## Exercise objective
Only the lines holding the string "title" are needed. Copy each one.

[Material provided start]

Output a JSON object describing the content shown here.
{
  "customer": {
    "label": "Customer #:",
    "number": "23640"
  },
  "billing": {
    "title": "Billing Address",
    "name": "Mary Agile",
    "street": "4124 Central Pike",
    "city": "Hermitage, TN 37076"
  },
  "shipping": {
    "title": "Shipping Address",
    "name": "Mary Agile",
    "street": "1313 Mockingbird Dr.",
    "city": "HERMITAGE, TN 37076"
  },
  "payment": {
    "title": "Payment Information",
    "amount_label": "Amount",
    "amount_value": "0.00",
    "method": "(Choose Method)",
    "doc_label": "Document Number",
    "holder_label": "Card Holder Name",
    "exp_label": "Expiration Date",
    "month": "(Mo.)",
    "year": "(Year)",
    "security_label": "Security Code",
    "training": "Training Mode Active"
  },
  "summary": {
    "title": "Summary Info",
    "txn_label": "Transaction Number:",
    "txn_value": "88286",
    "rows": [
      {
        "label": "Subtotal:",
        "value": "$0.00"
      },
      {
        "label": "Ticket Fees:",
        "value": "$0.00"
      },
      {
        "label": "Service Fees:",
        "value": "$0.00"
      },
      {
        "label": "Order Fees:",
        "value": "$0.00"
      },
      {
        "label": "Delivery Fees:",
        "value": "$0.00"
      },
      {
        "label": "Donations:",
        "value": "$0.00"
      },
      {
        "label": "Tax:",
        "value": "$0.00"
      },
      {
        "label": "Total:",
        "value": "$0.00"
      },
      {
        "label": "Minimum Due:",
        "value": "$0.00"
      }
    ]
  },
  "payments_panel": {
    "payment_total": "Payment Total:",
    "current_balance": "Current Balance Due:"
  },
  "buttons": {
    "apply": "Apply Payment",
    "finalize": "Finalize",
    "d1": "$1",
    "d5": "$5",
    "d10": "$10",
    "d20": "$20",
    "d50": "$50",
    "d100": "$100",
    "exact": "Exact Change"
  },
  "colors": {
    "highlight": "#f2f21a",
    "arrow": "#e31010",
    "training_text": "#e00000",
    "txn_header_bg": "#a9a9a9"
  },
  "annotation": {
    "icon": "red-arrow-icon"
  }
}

[Material provided end]

## Answer for the task
    "title": "Billing Address",
    "title": "Shipping Address",
    "title": "Payment Information",
    "title": "Summary Info",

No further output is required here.